_Work to be completed_
Work out the number of lines with "BARI" in them. Reply with that number and no other words.
-- START OF Data extract --
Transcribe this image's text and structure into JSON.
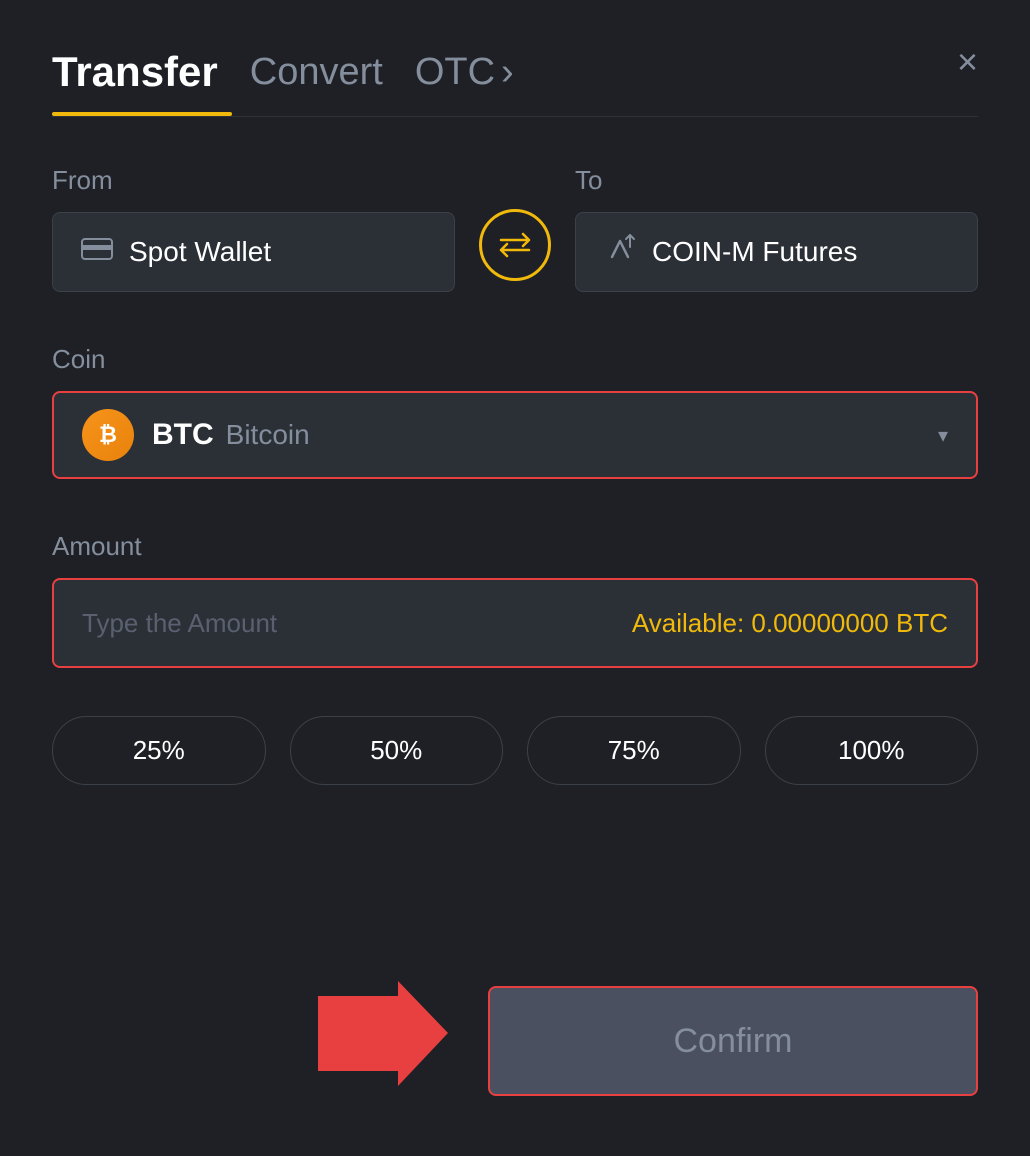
{
  "header": {
    "tab_transfer": "Transfer",
    "tab_convert": "Convert",
    "tab_otc": "OTC",
    "tab_otc_arrow": "›",
    "close_label": "×"
  },
  "from_section": {
    "label": "From",
    "wallet_name": "Spot Wallet"
  },
  "to_section": {
    "label": "To",
    "wallet_name": "COIN-M Futures"
  },
  "coin_section": {
    "label": "Coin",
    "coin_symbol": "BTC",
    "coin_name": "Bitcoin",
    "coin_icon": "₿"
  },
  "amount_section": {
    "label": "Amount",
    "placeholder": "Type the Amount",
    "available_label": "Available:",
    "available_value": "0.00000000 BTC"
  },
  "percent_buttons": [
    "25%",
    "50%",
    "75%",
    "100%"
  ],
  "confirm_button": {
    "label": "Confirm"
  },
  "icons": {
    "wallet_icon": "🪙",
    "futures_icon": "↑",
    "swap_icon": "⇄",
    "chevron": "▾"
  }
}
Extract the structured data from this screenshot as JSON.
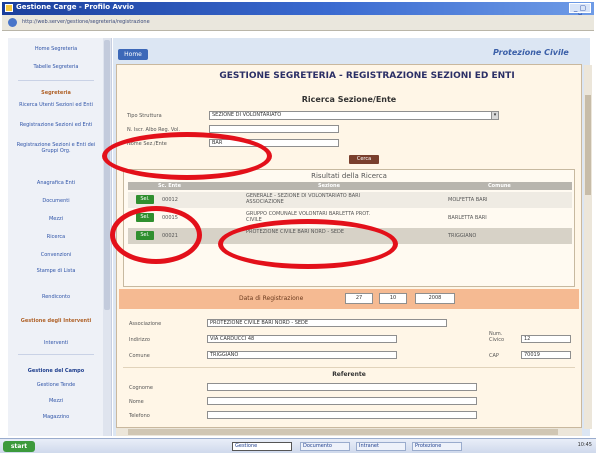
{
  "window": {
    "title": "Gestione Carge - Profilo Avvio",
    "url": "http://web.server/gestione/segreteria/registrazione"
  },
  "sidebar": {
    "items": [
      {
        "label": "Home Segreteria",
        "style": "plain"
      },
      {
        "label": "Tabelle Segreteria",
        "style": "plain"
      },
      {
        "label": "Segreteria",
        "style": "header"
      },
      {
        "label": "Ricerca Utenti Sezioni ed Enti",
        "style": "plain"
      },
      {
        "label": "Registrazione Sezioni ed Enti",
        "style": "plain"
      },
      {
        "label": "Registrazione Sezioni e Enti dei Gruppi Org.",
        "style": "plain"
      },
      {
        "label": "Anagrafica Enti",
        "style": "plain"
      },
      {
        "label": "Documenti",
        "style": "plain"
      },
      {
        "label": "Mezzi",
        "style": "plain"
      },
      {
        "label": "Ricerca",
        "style": "plain"
      },
      {
        "label": "Convenzioni",
        "style": "plain"
      },
      {
        "label": "Stampe di Lista",
        "style": "plain"
      },
      {
        "label": "Rendiconto",
        "style": "plain"
      },
      {
        "label": "Gestione degli Interventi",
        "style": "header"
      },
      {
        "label": "Interventi",
        "style": "plain"
      },
      {
        "label": "Gestione del Campo",
        "style": "blue"
      },
      {
        "label": "Gestione Tende",
        "style": "plain"
      },
      {
        "label": "Mezzi",
        "style": "plain"
      },
      {
        "label": "Magazzino",
        "style": "plain"
      }
    ]
  },
  "main": {
    "back_label": "Home",
    "logo_text": "Protezione Civile",
    "page_title": "GESTIONE SEGRETERIA - REGISTRAZIONE SEZIONI ED ENTI",
    "search": {
      "section_title": "Ricerca Sezione/Ente",
      "fields": [
        {
          "label": "Tipo Struttura",
          "value": "SEZIONE DI VOLONTARIATO",
          "kind": "select"
        },
        {
          "label": "N. Iscr. Albo Reg. Vol.",
          "value": "",
          "kind": "input"
        },
        {
          "label": "Nome Sez./Ente",
          "value": "BAR",
          "kind": "input"
        }
      ],
      "button_label": "Cerca"
    },
    "results": {
      "title": "Risultati della Ricerca",
      "columns": [
        "Sc. Ente",
        "Sezione",
        "Comune"
      ],
      "select_label": "Sel.",
      "rows": [
        {
          "code": "00012",
          "name": "GENERALE - SEZIONE DI VOLONTARIATO BARI ASSOCIAZIONE",
          "city": "MOLFETTA BARI"
        },
        {
          "code": "00015",
          "name": "GRUPPO COMUNALE VOLONTARI BARLETTA PROT. CIVILE",
          "city": "BARLETTA BARI"
        },
        {
          "code": "00021",
          "name": "PROTEZIONE CIVILE BARI NORD - SEDE",
          "city": "TRIGGIANO"
        }
      ]
    },
    "datebar": {
      "label": "Data di Registrazione",
      "day": "27",
      "month": "10",
      "year": "2008"
    },
    "details": {
      "fields_left": [
        {
          "label": "Associazione",
          "value": "PROTEZIONE CIVILE BARI NORD - SEDE"
        },
        {
          "label": "Indirizzo",
          "value": "VIA CARDUCCI 48"
        },
        {
          "label": "Comune",
          "value": "TRIGGIANO"
        }
      ],
      "fields_right": [
        {
          "label": "Num. Civico",
          "value": "12"
        },
        {
          "label": "CAP",
          "value": "70019"
        }
      ],
      "referente_title": "Referente",
      "referente_fields": [
        "Cognome",
        "Nome",
        "Telefono"
      ]
    }
  },
  "taskbar": {
    "start_label": "start",
    "items": [
      "Gestione",
      "Documento",
      "Intranet",
      "Protezione"
    ],
    "clock": "10:45"
  },
  "colors": {
    "annotation": "#e3101a",
    "title_text": "#2b2f66",
    "content_bg": "#fff6e7",
    "datebar_bg": "#f5ba92",
    "select_button": "#2f8f2f"
  }
}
-- END OF Data extract --
_Exercise result_
5